== Exercise prompt ==
Your answer should be a single number: the count of lines that include the word "name".

== Raw records ==
■ ■ ■ ■

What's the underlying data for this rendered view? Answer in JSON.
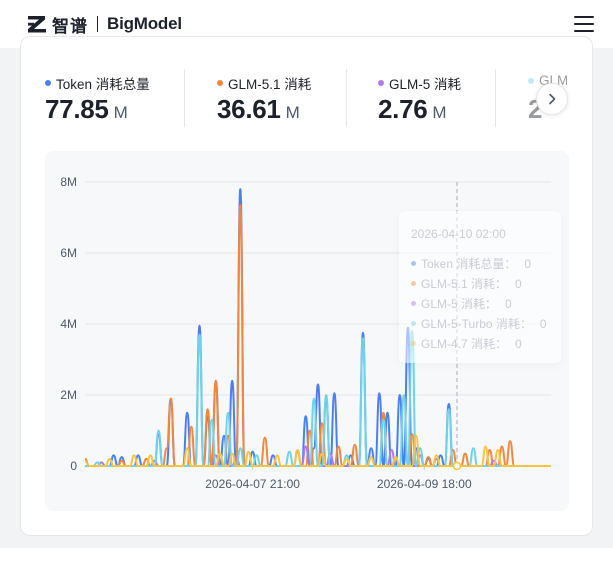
{
  "header": {
    "logo_cn": "智谱",
    "logo_en": "BigModel"
  },
  "colors": {
    "token": "#4a7ff0",
    "glm51": "#f0873c",
    "glm5": "#b27ae8",
    "glm5turbo": "#6fd3e8",
    "glm47": "#f5c542"
  },
  "stats": [
    {
      "label": "Token 消耗总量",
      "value": "77.85",
      "unit": "M",
      "color": "#4a7ff0"
    },
    {
      "label": "GLM-5.1 消耗",
      "value": "36.61",
      "unit": "M",
      "color": "#f0873c"
    },
    {
      "label": "GLM-5 消耗",
      "value": "2.76",
      "unit": "M",
      "color": "#b27ae8"
    },
    {
      "label": "GLM",
      "value": "2",
      "unit": "",
      "color": "#6fd3e8"
    }
  ],
  "tooltip": {
    "time": "2026-04-10 02:00",
    "rows": [
      {
        "label": "Token 消耗总量：",
        "value": "0",
        "color": "#4a7ff0"
      },
      {
        "label": "GLM-5.1 消耗：",
        "value": "0",
        "color": "#f0873c"
      },
      {
        "label": "GLM-5 消耗：",
        "value": "0",
        "color": "#b27ae8"
      },
      {
        "label": "GLM-5-Turbo 消耗：",
        "value": "0",
        "color": "#6fd3e8"
      },
      {
        "label": "GLM-4.7 消耗：",
        "value": "0",
        "color": "#f5c542"
      }
    ]
  },
  "chart_data": {
    "type": "line",
    "ylim": [
      0,
      8
    ],
    "y_ticks": [
      {
        "value": 8,
        "label": "8M"
      },
      {
        "value": 6,
        "label": "6M"
      },
      {
        "value": 4,
        "label": "4M"
      },
      {
        "value": 2,
        "label": "2M"
      },
      {
        "value": 0,
        "label": "0"
      }
    ],
    "x_count": 115,
    "x_ticks": [
      {
        "index": 41,
        "label": "2026-04-07 21:00"
      },
      {
        "index": 83,
        "label": "2026-04-09 18:00"
      }
    ],
    "hover_index": 91,
    "series": [
      {
        "name": "Token 消耗总量",
        "color": "#4a7ff0",
        "points": [
          [
            0,
            0.2
          ],
          [
            7,
            0.3
          ],
          [
            9,
            0.25
          ],
          [
            13,
            0.3
          ],
          [
            18,
            0.9
          ],
          [
            21,
            1.9
          ],
          [
            25,
            1.5
          ],
          [
            28,
            3.95
          ],
          [
            30,
            1.4
          ],
          [
            32,
            2.4
          ],
          [
            34,
            0.85
          ],
          [
            36,
            2.4
          ],
          [
            38,
            7.8
          ],
          [
            41,
            0.4
          ],
          [
            46,
            0.3
          ],
          [
            54,
            1.4
          ],
          [
            56,
            0.5
          ],
          [
            57,
            2.3
          ],
          [
            59,
            1.9
          ],
          [
            61,
            2.05
          ],
          [
            65,
            0.3
          ],
          [
            68,
            3.75
          ],
          [
            70,
            0.5
          ],
          [
            72,
            2.05
          ],
          [
            74,
            1.5
          ],
          [
            77,
            2.0
          ],
          [
            79,
            3.9
          ],
          [
            81,
            0.5
          ],
          [
            84,
            0.2
          ],
          [
            87,
            0.3
          ],
          [
            89,
            1.75
          ]
        ]
      },
      {
        "name": "GLM-5.1 消耗",
        "color": "#f0873c",
        "points": [
          [
            0,
            0.2
          ],
          [
            9,
            0.15
          ],
          [
            15,
            0.2
          ],
          [
            20,
            0.5
          ],
          [
            21,
            1.9
          ],
          [
            26,
            1.1
          ],
          [
            30,
            1.6
          ],
          [
            32,
            2.4
          ],
          [
            35,
            0.85
          ],
          [
            38,
            7.35
          ],
          [
            44,
            0.8
          ],
          [
            52,
            0.4
          ],
          [
            55,
            1.0
          ],
          [
            58,
            1.2
          ],
          [
            62,
            0.55
          ],
          [
            66,
            0.6
          ],
          [
            73,
            1.5
          ],
          [
            80,
            0.9
          ],
          [
            84,
            0.25
          ],
          [
            90,
            0.45
          ],
          [
            93,
            0.35
          ],
          [
            99,
            0.45
          ],
          [
            102,
            0.55
          ],
          [
            104,
            0.7
          ]
        ]
      },
      {
        "name": "GLM-5 消耗",
        "color": "#b27ae8",
        "points": [
          [
            4,
            0.1
          ],
          [
            17,
            0.15
          ],
          [
            32,
            0.3
          ],
          [
            37,
            0.25
          ],
          [
            54,
            0.55
          ],
          [
            60,
            0.35
          ],
          [
            75,
            0.45
          ],
          [
            82,
            0.3
          ],
          [
            86,
            0.2
          ],
          [
            100,
            0.15
          ]
        ]
      },
      {
        "name": "GLM-5-Turbo 消耗",
        "color": "#6fd3e8",
        "points": [
          [
            3,
            0.1
          ],
          [
            18,
            1.0
          ],
          [
            28,
            3.7
          ],
          [
            31,
            1.3
          ],
          [
            35,
            1.5
          ],
          [
            38,
            0.5
          ],
          [
            42,
            0.3
          ],
          [
            50,
            0.4
          ],
          [
            56,
            1.9
          ],
          [
            59,
            2.0
          ],
          [
            64,
            0.3
          ],
          [
            68,
            3.6
          ],
          [
            73,
            1.3
          ],
          [
            78,
            2.0
          ],
          [
            80,
            3.8
          ],
          [
            82,
            0.5
          ],
          [
            89,
            1.6
          ],
          [
            95,
            0.5
          ]
        ]
      },
      {
        "name": "GLM-4.7 消耗",
        "color": "#f5c542",
        "points": [
          [
            0,
            0.15
          ],
          [
            6,
            0.2
          ],
          [
            12,
            0.3
          ],
          [
            16,
            0.3
          ],
          [
            25,
            0.5
          ],
          [
            33,
            0.35
          ],
          [
            36,
            0.35
          ],
          [
            40,
            0.4
          ],
          [
            47,
            0.3
          ],
          [
            52,
            0.45
          ],
          [
            58,
            0.35
          ],
          [
            64,
            0.2
          ],
          [
            70,
            0.25
          ],
          [
            76,
            0.25
          ],
          [
            81,
            0.85
          ],
          [
            86,
            0.3
          ],
          [
            98,
            0.55
          ],
          [
            101,
            0.45
          ]
        ]
      }
    ]
  }
}
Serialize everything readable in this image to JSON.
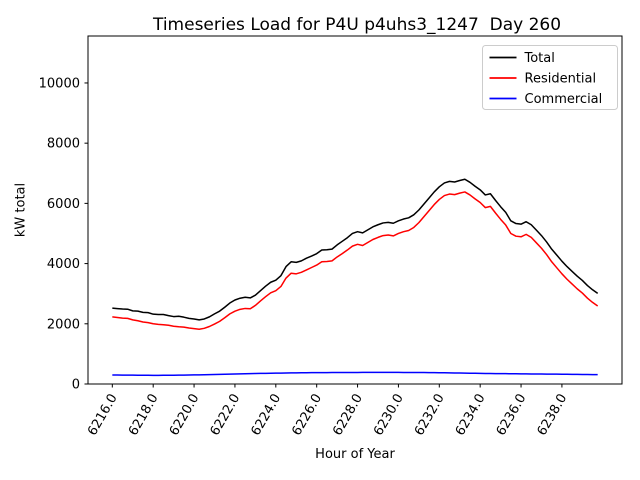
{
  "chart_data": {
    "type": "line",
    "title": "Timeseries Load for P4U p4uhs3_1247  Day 260",
    "xlabel": "Hour of Year",
    "ylabel": "kW total",
    "grid": false,
    "legend_position": "upper right",
    "xlim": [
      6214.81,
      6240.94
    ],
    "ylim": [
      0,
      11560
    ],
    "x_tick_values": [
      6216,
      6218,
      6220,
      6222,
      6224,
      6226,
      6228,
      6230,
      6232,
      6234,
      6236,
      6238
    ],
    "x_tick_labels": [
      "6216.0",
      "6218.0",
      "6220.0",
      "6222.0",
      "6224.0",
      "6226.0",
      "6228.0",
      "6230.0",
      "6232.0",
      "6234.0",
      "6236.0",
      "6238.0"
    ],
    "y_tick_values": [
      0,
      2000,
      4000,
      6000,
      8000,
      10000
    ],
    "y_tick_labels": [
      "0",
      "2000",
      "4000",
      "6000",
      "8000",
      "10000"
    ],
    "x": [
      6216,
      6216.25,
      6216.5,
      6216.75,
      6217,
      6217.25,
      6217.5,
      6217.75,
      6218,
      6218.25,
      6218.5,
      6218.75,
      6219,
      6219.25,
      6219.5,
      6219.75,
      6220,
      6220.25,
      6220.5,
      6220.75,
      6221,
      6221.25,
      6221.5,
      6221.75,
      6222,
      6222.25,
      6222.5,
      6222.75,
      6223,
      6223.25,
      6223.5,
      6223.75,
      6224,
      6224.25,
      6224.5,
      6224.75,
      6225,
      6225.25,
      6225.5,
      6225.75,
      6226,
      6226.25,
      6226.5,
      6226.75,
      6227,
      6227.25,
      6227.5,
      6227.75,
      6228,
      6228.25,
      6228.5,
      6228.75,
      6229,
      6229.25,
      6229.5,
      6229.75,
      6230,
      6230.25,
      6230.5,
      6230.75,
      6231,
      6231.25,
      6231.5,
      6231.75,
      6232,
      6232.25,
      6232.5,
      6232.75,
      6233,
      6233.25,
      6233.5,
      6233.75,
      6234,
      6234.25,
      6234.5,
      6234.75,
      6235,
      6235.25,
      6235.5,
      6235.75,
      6236,
      6236.25,
      6236.5,
      6236.75,
      6237,
      6237.25,
      6237.5,
      6237.75,
      6238,
      6238.25,
      6238.5,
      6238.75,
      6239,
      6239.25,
      6239.5,
      6239.75
    ],
    "series": [
      {
        "name": "Total",
        "color": "#000000",
        "values": [
          2520,
          2505,
          2490,
          2485,
          2430,
          2420,
          2380,
          2370,
          2320,
          2310,
          2310,
          2270,
          2240,
          2250,
          2220,
          2180,
          2160,
          2130,
          2160,
          2230,
          2330,
          2420,
          2550,
          2690,
          2790,
          2850,
          2880,
          2860,
          2950,
          3100,
          3250,
          3380,
          3450,
          3600,
          3900,
          4060,
          4040,
          4090,
          4180,
          4250,
          4330,
          4450,
          4460,
          4480,
          4620,
          4740,
          4860,
          5000,
          5060,
          5020,
          5120,
          5220,
          5290,
          5350,
          5370,
          5340,
          5420,
          5480,
          5520,
          5620,
          5780,
          5980,
          6180,
          6380,
          6550,
          6680,
          6730,
          6710,
          6760,
          6800,
          6700,
          6570,
          6450,
          6280,
          6320,
          6100,
          5890,
          5700,
          5420,
          5330,
          5310,
          5390,
          5290,
          5110,
          4930,
          4720,
          4480,
          4280,
          4080,
          3900,
          3740,
          3580,
          3440,
          3270,
          3130,
          3010
        ]
      },
      {
        "name": "Residential",
        "color": "#ff0000",
        "values": [
          2230,
          2210,
          2190,
          2180,
          2130,
          2100,
          2060,
          2040,
          2000,
          1980,
          1970,
          1950,
          1920,
          1900,
          1890,
          1860,
          1840,
          1820,
          1850,
          1910,
          1990,
          2080,
          2200,
          2330,
          2420,
          2480,
          2510,
          2500,
          2610,
          2760,
          2900,
          3030,
          3100,
          3240,
          3520,
          3680,
          3660,
          3710,
          3790,
          3870,
          3950,
          4060,
          4070,
          4090,
          4220,
          4330,
          4450,
          4580,
          4640,
          4600,
          4700,
          4800,
          4870,
          4930,
          4950,
          4920,
          5000,
          5060,
          5100,
          5200,
          5360,
          5560,
          5760,
          5960,
          6130,
          6260,
          6310,
          6290,
          6340,
          6380,
          6280,
          6150,
          6030,
          5860,
          5900,
          5680,
          5470,
          5280,
          5000,
          4910,
          4890,
          4970,
          4870,
          4690,
          4510,
          4300,
          4060,
          3860,
          3660,
          3480,
          3320,
          3160,
          3020,
          2850,
          2710,
          2590
        ]
      },
      {
        "name": "Commercial",
        "color": "#0000ff",
        "values": [
          300,
          298,
          296,
          295,
          293,
          291,
          290,
          289,
          288,
          288,
          289,
          290,
          292,
          294,
          296,
          299,
          302,
          305,
          308,
          312,
          316,
          320,
          324,
          328,
          332,
          336,
          340,
          344,
          348,
          351,
          354,
          357,
          360,
          363,
          366,
          368,
          370,
          372,
          374,
          376,
          377,
          378,
          379,
          380,
          381,
          382,
          383,
          384,
          384,
          385,
          385,
          386,
          386,
          386,
          386,
          385,
          385,
          384,
          383,
          382,
          381,
          380,
          378,
          376,
          374,
          372,
          370,
          367,
          364,
          361,
          358,
          355,
          352,
          350,
          348,
          346,
          345,
          343,
          341,
          339,
          337,
          336,
          334,
          332,
          331,
          330,
          328,
          327,
          325,
          323,
          321,
          319,
          317,
          315,
          313,
          311
        ]
      }
    ]
  }
}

■ ■ ■ ■

== Output ==
8